-- Start SUPPLIED MATERIAL --

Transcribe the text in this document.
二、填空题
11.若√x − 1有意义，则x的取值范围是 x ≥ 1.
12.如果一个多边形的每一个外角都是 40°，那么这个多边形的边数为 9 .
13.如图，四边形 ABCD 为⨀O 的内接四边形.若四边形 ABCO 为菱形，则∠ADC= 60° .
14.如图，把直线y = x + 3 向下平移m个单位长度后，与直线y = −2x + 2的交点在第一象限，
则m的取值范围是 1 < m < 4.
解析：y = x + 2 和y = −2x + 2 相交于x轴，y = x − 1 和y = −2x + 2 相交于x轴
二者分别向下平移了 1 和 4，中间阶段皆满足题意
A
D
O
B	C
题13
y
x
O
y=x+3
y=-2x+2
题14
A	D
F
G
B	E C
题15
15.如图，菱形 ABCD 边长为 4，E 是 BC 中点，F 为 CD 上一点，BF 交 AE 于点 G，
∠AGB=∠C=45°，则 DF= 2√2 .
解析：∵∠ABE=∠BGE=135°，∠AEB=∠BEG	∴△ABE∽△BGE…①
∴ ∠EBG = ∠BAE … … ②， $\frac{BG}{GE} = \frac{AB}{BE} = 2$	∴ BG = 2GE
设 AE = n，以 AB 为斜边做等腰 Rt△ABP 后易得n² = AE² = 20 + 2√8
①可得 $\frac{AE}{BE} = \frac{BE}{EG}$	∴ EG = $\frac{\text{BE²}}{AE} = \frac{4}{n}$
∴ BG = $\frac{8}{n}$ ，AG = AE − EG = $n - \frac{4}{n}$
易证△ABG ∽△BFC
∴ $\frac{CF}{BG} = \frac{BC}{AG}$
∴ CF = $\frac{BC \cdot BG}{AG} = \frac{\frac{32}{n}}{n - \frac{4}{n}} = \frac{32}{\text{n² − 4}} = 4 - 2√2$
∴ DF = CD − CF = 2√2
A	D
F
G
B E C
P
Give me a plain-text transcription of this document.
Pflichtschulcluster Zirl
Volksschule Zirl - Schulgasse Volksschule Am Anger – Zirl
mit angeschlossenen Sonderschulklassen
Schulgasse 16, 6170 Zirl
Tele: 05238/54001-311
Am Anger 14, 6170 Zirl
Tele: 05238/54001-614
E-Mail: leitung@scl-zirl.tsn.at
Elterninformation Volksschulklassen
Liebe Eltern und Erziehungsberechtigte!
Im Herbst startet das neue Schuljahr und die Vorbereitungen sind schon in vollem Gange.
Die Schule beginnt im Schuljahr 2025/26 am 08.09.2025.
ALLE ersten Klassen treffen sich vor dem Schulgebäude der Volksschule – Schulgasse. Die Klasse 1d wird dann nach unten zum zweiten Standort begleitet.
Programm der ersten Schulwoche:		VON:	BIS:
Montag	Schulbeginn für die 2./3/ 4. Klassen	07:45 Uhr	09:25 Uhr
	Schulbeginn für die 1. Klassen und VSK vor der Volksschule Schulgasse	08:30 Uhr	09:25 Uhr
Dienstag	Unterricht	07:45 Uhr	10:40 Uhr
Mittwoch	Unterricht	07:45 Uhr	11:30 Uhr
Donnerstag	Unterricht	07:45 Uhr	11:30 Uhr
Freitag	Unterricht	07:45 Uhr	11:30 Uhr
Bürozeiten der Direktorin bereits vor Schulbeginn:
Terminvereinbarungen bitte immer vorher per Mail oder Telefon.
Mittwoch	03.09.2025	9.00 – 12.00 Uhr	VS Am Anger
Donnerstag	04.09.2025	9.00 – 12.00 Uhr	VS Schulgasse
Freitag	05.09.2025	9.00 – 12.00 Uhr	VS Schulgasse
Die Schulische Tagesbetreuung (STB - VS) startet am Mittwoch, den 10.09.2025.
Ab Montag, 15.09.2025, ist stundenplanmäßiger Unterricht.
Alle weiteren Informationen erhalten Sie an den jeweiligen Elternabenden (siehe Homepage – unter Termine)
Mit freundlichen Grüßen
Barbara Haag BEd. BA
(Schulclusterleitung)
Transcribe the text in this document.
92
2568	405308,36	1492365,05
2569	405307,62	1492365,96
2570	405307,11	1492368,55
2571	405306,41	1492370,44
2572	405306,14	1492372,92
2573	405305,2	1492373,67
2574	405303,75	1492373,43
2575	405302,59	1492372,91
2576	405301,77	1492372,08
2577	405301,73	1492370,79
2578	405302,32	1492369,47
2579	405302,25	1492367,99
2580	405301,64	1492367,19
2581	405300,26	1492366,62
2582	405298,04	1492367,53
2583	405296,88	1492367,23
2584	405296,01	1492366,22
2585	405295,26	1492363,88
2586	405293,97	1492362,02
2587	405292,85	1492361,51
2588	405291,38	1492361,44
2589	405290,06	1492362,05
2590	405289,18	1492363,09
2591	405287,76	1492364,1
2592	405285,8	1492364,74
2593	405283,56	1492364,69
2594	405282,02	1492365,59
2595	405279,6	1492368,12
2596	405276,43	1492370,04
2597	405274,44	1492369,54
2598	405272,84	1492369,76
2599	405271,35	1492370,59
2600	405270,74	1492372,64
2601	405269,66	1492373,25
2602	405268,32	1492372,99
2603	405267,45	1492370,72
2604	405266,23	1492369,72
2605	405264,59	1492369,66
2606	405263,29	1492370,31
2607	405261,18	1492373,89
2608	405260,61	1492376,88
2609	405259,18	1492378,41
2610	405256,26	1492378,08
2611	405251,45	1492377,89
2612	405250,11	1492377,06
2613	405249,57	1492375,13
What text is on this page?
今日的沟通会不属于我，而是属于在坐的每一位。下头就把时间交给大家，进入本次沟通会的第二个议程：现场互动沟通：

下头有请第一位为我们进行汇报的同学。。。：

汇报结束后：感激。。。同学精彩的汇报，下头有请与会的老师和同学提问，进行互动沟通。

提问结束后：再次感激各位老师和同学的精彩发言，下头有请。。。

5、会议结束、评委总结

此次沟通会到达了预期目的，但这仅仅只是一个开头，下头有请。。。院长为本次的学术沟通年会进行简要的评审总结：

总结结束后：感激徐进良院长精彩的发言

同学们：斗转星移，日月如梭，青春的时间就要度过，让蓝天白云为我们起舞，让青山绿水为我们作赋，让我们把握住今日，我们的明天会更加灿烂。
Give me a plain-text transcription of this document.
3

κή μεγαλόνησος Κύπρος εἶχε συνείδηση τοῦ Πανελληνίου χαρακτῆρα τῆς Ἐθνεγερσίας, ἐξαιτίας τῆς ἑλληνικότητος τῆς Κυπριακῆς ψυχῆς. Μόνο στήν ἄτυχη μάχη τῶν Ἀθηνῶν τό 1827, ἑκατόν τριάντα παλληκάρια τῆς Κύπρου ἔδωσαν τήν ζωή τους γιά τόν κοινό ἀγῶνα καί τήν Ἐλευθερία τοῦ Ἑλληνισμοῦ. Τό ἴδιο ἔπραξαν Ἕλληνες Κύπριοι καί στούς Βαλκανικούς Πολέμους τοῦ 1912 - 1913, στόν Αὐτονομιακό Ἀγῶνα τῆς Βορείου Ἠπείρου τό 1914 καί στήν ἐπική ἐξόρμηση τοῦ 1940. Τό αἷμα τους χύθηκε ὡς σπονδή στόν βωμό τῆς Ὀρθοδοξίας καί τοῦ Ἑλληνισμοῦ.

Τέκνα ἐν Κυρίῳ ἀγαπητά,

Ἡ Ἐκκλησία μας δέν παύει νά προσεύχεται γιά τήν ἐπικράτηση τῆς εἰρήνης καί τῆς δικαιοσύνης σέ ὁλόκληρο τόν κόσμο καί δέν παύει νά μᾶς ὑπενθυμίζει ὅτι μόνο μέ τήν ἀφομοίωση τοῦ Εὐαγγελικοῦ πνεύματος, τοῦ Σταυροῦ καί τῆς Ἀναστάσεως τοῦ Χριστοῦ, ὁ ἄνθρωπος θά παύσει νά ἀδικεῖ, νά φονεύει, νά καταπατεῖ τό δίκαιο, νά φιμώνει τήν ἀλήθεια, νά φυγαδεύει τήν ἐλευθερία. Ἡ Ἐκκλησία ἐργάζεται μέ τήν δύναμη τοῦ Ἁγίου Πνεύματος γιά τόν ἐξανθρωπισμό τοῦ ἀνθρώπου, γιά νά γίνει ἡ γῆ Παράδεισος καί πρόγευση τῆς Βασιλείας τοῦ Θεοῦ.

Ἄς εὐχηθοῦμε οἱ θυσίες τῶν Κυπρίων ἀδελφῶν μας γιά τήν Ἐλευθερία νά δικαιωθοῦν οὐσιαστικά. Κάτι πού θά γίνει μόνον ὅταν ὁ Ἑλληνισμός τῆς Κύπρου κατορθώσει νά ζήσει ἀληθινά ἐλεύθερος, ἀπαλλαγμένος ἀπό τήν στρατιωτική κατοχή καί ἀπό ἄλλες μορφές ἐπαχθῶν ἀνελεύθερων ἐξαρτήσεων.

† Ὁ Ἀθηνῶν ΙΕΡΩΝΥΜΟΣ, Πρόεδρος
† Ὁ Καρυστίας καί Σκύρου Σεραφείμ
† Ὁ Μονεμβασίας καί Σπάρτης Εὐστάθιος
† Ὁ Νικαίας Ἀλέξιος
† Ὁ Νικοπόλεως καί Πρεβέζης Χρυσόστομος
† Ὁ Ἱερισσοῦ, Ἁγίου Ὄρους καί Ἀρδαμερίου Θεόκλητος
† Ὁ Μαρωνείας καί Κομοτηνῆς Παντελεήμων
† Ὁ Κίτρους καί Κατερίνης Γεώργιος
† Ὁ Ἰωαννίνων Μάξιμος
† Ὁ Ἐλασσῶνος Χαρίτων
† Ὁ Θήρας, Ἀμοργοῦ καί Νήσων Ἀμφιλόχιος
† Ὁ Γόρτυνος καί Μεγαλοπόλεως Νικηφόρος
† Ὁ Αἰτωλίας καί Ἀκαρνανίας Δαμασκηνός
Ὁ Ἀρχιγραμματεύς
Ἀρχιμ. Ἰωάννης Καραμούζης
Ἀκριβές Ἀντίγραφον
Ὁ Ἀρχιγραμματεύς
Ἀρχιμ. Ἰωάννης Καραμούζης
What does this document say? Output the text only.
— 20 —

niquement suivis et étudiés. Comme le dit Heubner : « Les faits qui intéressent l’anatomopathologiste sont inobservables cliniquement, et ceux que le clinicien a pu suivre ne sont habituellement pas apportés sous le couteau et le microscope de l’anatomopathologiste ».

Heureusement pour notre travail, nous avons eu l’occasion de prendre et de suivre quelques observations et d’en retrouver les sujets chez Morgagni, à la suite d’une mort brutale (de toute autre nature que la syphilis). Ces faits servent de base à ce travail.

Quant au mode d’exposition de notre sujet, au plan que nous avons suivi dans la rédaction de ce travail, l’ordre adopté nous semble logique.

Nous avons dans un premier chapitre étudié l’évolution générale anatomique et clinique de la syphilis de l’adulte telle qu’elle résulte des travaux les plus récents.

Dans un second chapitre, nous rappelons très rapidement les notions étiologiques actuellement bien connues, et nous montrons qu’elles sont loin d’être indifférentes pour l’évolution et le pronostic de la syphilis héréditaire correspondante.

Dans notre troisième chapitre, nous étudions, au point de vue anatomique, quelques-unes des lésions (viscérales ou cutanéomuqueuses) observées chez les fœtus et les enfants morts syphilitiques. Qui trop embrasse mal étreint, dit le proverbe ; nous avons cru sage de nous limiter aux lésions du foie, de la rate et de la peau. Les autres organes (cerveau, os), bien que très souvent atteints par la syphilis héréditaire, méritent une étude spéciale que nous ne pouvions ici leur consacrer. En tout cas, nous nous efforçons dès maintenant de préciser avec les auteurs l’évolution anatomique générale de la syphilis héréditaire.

-- End SUPPLIED MATERIAL --

THE TASK —
Go through the listing above and return every line where the word "Anger" occurs.

ANSWER TO THIS TASK —
Volksschule Zirl - Schulgasse Volksschule Am Anger – Zirl
Am Anger 14, 6170 Zirl
Mittwoch	03.09.2025	9.00 – 12.00 Uhr	VS Am Anger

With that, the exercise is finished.